═════ EXERCISE INPUTS

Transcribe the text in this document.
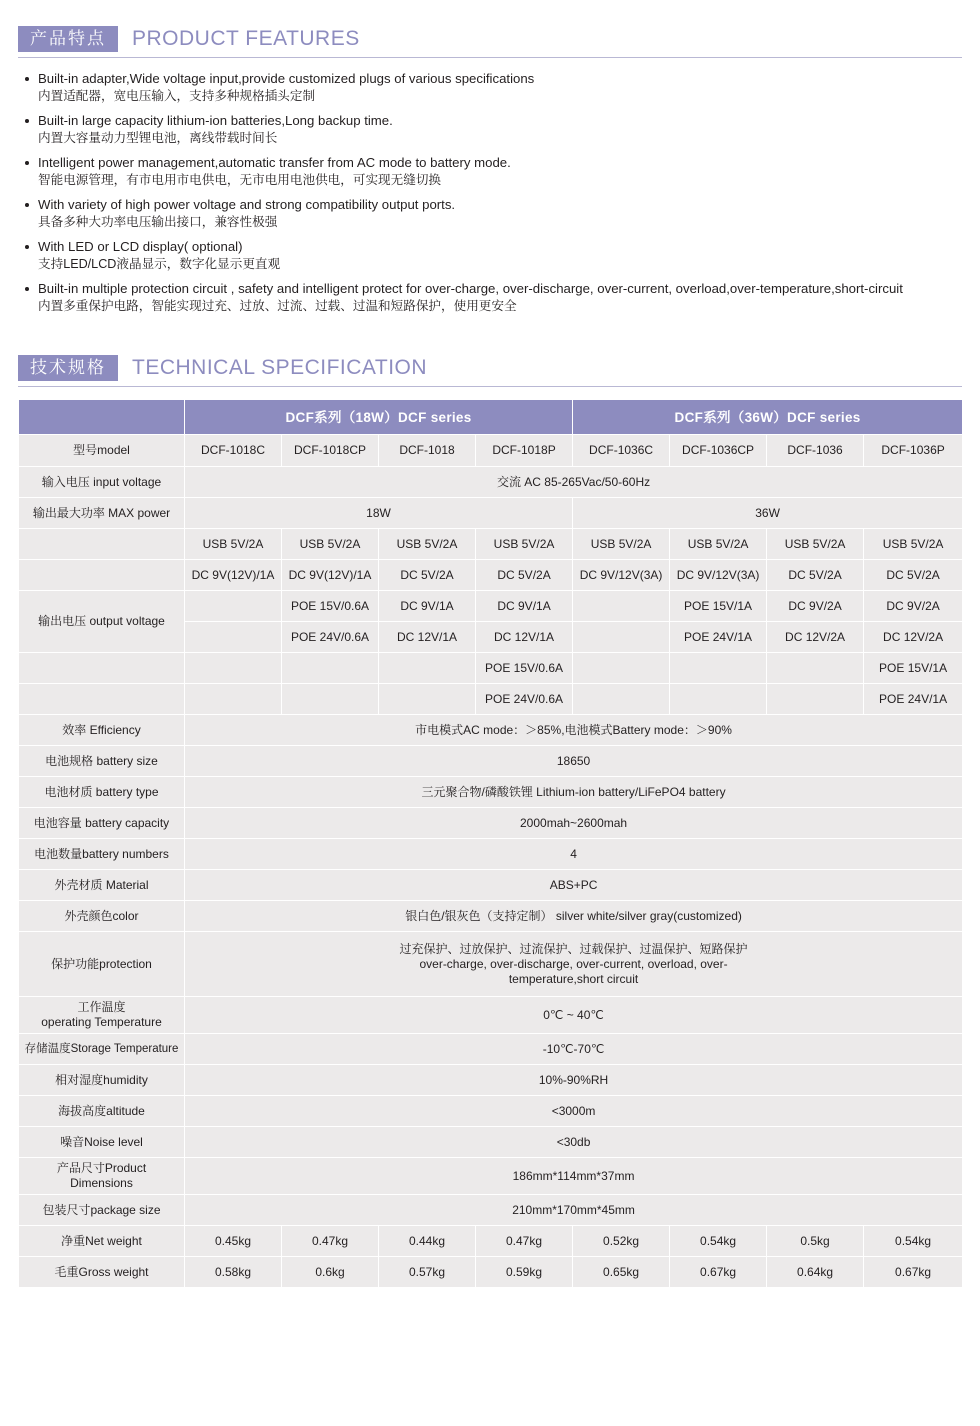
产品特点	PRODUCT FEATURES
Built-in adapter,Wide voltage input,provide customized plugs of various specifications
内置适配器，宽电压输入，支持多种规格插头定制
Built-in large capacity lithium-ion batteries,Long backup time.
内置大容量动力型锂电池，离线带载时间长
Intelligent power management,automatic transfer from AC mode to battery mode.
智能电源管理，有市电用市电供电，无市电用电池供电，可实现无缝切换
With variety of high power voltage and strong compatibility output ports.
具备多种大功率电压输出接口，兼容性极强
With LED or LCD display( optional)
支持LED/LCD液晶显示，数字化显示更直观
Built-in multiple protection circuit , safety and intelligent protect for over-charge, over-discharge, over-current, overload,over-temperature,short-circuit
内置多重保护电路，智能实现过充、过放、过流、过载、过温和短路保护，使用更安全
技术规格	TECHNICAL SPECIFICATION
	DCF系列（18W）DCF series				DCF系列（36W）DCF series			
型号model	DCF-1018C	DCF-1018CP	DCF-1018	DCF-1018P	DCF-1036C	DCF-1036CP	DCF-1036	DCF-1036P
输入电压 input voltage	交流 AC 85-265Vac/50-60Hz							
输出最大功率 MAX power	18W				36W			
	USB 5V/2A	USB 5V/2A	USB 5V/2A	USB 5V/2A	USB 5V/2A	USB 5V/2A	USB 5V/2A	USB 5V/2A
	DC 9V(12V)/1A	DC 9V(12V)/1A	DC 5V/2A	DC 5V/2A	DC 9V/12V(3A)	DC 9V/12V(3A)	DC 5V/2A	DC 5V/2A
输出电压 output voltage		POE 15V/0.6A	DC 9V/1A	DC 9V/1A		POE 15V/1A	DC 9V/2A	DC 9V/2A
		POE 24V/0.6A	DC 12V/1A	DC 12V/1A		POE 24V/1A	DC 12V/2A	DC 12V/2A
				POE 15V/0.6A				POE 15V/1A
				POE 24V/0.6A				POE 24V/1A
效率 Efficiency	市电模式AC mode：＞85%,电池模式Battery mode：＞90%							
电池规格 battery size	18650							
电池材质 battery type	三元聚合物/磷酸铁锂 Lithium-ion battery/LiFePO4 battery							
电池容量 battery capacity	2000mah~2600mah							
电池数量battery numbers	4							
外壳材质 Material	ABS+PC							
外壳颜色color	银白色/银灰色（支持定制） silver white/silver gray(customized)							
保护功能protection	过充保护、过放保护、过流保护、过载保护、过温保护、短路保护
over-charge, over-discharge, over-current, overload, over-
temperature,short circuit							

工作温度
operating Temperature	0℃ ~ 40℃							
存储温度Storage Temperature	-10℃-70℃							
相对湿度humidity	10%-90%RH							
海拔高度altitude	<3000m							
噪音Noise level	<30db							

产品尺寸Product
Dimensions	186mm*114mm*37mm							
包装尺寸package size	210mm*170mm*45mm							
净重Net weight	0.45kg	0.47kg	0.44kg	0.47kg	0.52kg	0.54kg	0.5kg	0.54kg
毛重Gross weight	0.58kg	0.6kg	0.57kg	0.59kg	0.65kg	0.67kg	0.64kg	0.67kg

══════════

» TO DO: Copy the data exactly. Any picture it contains is to be omitted.

» CORRECT RESPONSE:
Transcribe the text in this document.
产品特点	PRODUCT FEATURES
Built-in adapter,Wide voltage input,provide customized plugs of various specifications
内置适配器，宽电压输入，支持多种规格插头定制
Built-in large capacity lithium-ion batteries,Long backup time.
内置大容量动力型锂电池，离线带载时间长
Intelligent power management,automatic transfer from AC mode to battery mode.
智能电源管理，有市电用市电供电，无市电用电池供电，可实现无缝切换
With variety of high power voltage and strong compatibility output ports.
具备多种大功率电压输出接口，兼容性极强
With LED or LCD display( optional)
支持LED/LCD液晶显示，数字化显示更直观
Built-in multiple protection circuit , safety and intelligent protect for over-charge, over-discharge, over-current, overload,over-temperature,short-circuit
内置多重保护电路，智能实现过充、过放、过流、过载、过温和短路保护，使用更安全
技术规格	TECHNICAL SPECIFICATION
	DCF系列（18W）DCF series				DCF系列（36W）DCF series			
型号model	DCF-1018C	DCF-1018CP	DCF-1018	DCF-1018P	DCF-1036C	DCF-1036CP	DCF-1036	DCF-1036P
输入电压 input voltage	交流 AC 85-265Vac/50-60Hz							
输出最大功率 MAX power	18W				36W			
	USB 5V/2A	USB 5V/2A	USB 5V/2A	USB 5V/2A	USB 5V/2A	USB 5V/2A	USB 5V/2A	USB 5V/2A
	DC 9V(12V)/1A	DC 9V(12V)/1A	DC 5V/2A	DC 5V/2A	DC 9V/12V(3A)	DC 9V/12V(3A)	DC 5V/2A	DC 5V/2A
输出电压 output voltage		POE 15V/0.6A	DC 9V/1A	DC 9V/1A		POE 15V/1A	DC 9V/2A	DC 9V/2A
		POE 24V/0.6A	DC 12V/1A	DC 12V/1A		POE 24V/1A	DC 12V/2A	DC 12V/2A
				POE 15V/0.6A				POE 15V/1A
				POE 24V/0.6A				POE 24V/1A
效率 Efficiency	市电模式AC mode：＞85%,电池模式Battery mode：＞90%							
电池规格 battery size	18650							
电池材质 battery type	三元聚合物/磷酸铁锂 Lithium-ion battery/LiFePO4 battery							
电池容量 battery capacity	2000mah~2600mah							
电池数量battery numbers	4							
外壳材质 Material	ABS+PC							
外壳颜色color	银白色/银灰色（支持定制） silver white/silver gray(customized)							
保护功能protection	过充保护、过放保护、过流保护、过载保护、过温保护、短路保护
over-charge, over-discharge, over-current, overload, over-
temperature,short circuit							

工作温度
operating Temperature	0℃ ~ 40℃							
存储温度Storage Temperature	-10℃-70℃							
相对湿度humidity	10%-90%RH							
海拔高度altitude	<3000m							
噪音Noise level	<30db							

产品尺寸Product
Dimensions	186mm*114mm*37mm							
包装尺寸package size	210mm*170mm*45mm							
净重Net weight	0.45kg	0.47kg	0.44kg	0.47kg	0.52kg	0.54kg	0.5kg	0.54kg
毛重Gross weight	0.58kg	0.6kg	0.57kg	0.59kg	0.65kg	0.67kg	0.64kg	0.67kg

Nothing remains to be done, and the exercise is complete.